### GOAL
Reproduce all records exactly.

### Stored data
--- begin ---

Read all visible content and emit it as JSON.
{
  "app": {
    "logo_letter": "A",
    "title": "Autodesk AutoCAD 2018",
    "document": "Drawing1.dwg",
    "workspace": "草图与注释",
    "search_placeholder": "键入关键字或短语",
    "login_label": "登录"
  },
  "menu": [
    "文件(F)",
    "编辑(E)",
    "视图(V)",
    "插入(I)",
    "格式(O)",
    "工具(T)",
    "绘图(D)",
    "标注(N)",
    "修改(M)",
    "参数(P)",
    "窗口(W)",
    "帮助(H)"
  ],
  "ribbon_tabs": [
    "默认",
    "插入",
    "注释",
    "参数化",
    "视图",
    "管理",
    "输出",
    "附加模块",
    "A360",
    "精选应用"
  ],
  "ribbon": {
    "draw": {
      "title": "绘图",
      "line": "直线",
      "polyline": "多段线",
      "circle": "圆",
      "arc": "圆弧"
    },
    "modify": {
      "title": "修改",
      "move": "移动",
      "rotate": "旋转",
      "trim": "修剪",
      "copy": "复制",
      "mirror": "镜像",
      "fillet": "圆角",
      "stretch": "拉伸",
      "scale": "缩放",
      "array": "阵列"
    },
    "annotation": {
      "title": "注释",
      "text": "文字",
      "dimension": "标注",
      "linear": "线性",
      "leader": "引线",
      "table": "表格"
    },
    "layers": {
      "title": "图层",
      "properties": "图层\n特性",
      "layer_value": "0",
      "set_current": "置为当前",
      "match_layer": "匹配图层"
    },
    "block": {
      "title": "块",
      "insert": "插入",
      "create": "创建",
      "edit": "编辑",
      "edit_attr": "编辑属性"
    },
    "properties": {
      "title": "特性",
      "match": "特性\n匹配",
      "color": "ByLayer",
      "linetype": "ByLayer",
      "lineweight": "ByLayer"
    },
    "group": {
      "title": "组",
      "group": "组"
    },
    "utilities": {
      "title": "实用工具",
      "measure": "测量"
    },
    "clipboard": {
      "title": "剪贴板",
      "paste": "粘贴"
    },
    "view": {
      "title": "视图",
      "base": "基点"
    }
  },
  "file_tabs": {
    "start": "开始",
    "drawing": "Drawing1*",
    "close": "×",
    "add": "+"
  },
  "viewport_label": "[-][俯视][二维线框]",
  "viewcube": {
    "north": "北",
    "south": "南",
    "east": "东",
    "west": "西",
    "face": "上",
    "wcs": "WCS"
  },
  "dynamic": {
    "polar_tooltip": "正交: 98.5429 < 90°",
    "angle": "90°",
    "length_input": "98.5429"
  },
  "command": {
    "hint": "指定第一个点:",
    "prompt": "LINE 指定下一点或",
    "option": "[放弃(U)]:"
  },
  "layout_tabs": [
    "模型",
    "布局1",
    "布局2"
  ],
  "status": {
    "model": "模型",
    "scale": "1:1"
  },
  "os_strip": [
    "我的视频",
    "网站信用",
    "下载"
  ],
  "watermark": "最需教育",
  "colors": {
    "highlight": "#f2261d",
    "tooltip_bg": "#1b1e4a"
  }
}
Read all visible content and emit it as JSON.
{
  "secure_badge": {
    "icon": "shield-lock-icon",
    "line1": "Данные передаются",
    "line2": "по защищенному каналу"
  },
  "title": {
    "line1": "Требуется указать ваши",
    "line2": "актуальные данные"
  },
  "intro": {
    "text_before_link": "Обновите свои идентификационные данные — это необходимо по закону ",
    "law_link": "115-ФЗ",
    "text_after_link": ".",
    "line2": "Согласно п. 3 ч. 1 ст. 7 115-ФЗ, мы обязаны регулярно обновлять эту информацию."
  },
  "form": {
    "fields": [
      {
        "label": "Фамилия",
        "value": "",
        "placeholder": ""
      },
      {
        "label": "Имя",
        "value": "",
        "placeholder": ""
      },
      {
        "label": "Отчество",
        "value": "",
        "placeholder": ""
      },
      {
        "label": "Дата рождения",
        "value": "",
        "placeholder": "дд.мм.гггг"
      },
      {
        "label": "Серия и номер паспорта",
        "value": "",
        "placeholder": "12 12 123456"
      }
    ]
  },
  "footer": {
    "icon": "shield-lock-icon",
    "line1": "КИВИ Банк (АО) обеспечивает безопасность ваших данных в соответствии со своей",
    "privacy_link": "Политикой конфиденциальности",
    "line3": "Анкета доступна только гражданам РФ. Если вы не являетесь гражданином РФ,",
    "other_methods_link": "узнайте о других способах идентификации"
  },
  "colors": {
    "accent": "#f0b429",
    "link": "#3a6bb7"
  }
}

--- end ---

### TASK OUTPUT
Read all visible content and emit it as JSON.
{
  "app": {
    "logo_letter": "A",
    "title": "Autodesk AutoCAD 2018",
    "document": "Drawing1.dwg",
    "workspace": "草图与注释",
    "search_placeholder": "键入关键字或短语",
    "login_label": "登录"
  },
  "menu": [
    "文件(F)",
    "编辑(E)",
    "视图(V)",
    "插入(I)",
    "格式(O)",
    "工具(T)",
    "绘图(D)",
    "标注(N)",
    "修改(M)",
    "参数(P)",
    "窗口(W)",
    "帮助(H)"
  ],
  "ribbon_tabs": [
    "默认",
    "插入",
    "注释",
    "参数化",
    "视图",
    "管理",
    "输出",
    "附加模块",
    "A360",
    "精选应用"
  ],
  "ribbon": {
    "draw": {
      "title": "绘图",
      "line": "直线",
      "polyline": "多段线",
      "circle": "圆",
      "arc": "圆弧"
    },
    "modify": {
      "title": "修改",
      "move": "移动",
      "rotate": "旋转",
      "trim": "修剪",
      "copy": "复制",
      "mirror": "镜像",
      "fillet": "圆角",
      "stretch": "拉伸",
      "scale": "缩放",
      "array": "阵列"
    },
    "annotation": {
      "title": "注释",
      "text": "文字",
      "dimension": "标注",
      "linear": "线性",
      "leader": "引线",
      "table": "表格"
    },
    "layers": {
      "title": "图层",
      "properties": "图层\n特性",
      "layer_value": "0",
      "set_current": "置为当前",
      "match_layer": "匹配图层"
    },
    "block": {
      "title": "块",
      "insert": "插入",
      "create": "创建",
      "edit": "编辑",
      "edit_attr": "编辑属性"
    },
    "properties": {
      "title": "特性",
      "match": "特性\n匹配",
      "color": "ByLayer",
      "linetype": "ByLayer",
      "lineweight": "ByLayer"
    },
    "group": {
      "title": "组",
      "group": "组"
    },
    "utilities": {
      "title": "实用工具",
      "measure": "测量"
    },
    "clipboard": {
      "title": "剪贴板",
      "paste": "粘贴"
    },
    "view": {
      "title": "视图",
      "base": "基点"
    }
  },
  "file_tabs": {
    "start": "开始",
    "drawing": "Drawing1*",
    "close": "×",
    "add": "+"
  },
  "viewport_label": "[-][俯视][二维线框]",
  "viewcube": {
    "north": "北",
    "south": "南",
    "east": "东",
    "west": "西",
    "face": "上",
    "wcs": "WCS"
  },
  "dynamic": {
    "polar_tooltip": "正交: 98.5429 < 90°",
    "angle": "90°",
    "length_input": "98.5429"
  },
  "command": {
    "hint": "指定第一个点:",
    "prompt": "LINE 指定下一点或",
    "option": "[放弃(U)]:"
  },
  "layout_tabs": [
    "模型",
    "布局1",
    "布局2"
  ],
  "status": {
    "model": "模型",
    "scale": "1:1"
  },
  "os_strip": [
    "我的视频",
    "网站信用",
    "下载"
  ],
  "watermark": "最需教育",
  "colors": {
    "highlight": "#f2261d",
    "tooltip_bg": "#1b1e4a"
  }
}
Read all visible content and emit it as JSON.
{
  "secure_badge": {
    "icon": "shield-lock-icon",
    "line1": "Данные передаются",
    "line2": "по защищенному каналу"
  },
  "title": {
    "line1": "Требуется указать ваши",
    "line2": "актуальные данные"
  },
  "intro": {
    "text_before_link": "Обновите свои идентификационные данные — это необходимо по закону ",
    "law_link": "115-ФЗ",
    "text_after_link": ".",
    "line2": "Согласно п. 3 ч. 1 ст. 7 115-ФЗ, мы обязаны регулярно обновлять эту информацию."
  },
  "form": {
    "fields": [
      {
        "label": "Фамилия",
        "value": "",
        "placeholder": ""
      },
      {
        "label": "Имя",
        "value": "",
        "placeholder": ""
      },
      {
        "label": "Отчество",
        "value": "",
        "placeholder": ""
      },
      {
        "label": "Дата рождения",
        "value": "",
        "placeholder": "дд.мм.гггг"
      },
      {
        "label": "Серия и номер паспорта",
        "value": "",
        "placeholder": "12 12 123456"
      }
    ]
  },
  "footer": {
    "icon": "shield-lock-icon",
    "line1": "КИВИ Банк (АО) обеспечивает безопасность ваших данных в соответствии со своей",
    "privacy_link": "Политикой конфиденциальности",
    "line3": "Анкета доступна только гражданам РФ. Если вы не являетесь гражданином РФ,",
    "other_methods_link": "узнайте о других способах идентификации"
  },
  "colors": {
    "accent": "#f0b429",
    "link": "#3a6bb7"
  }
}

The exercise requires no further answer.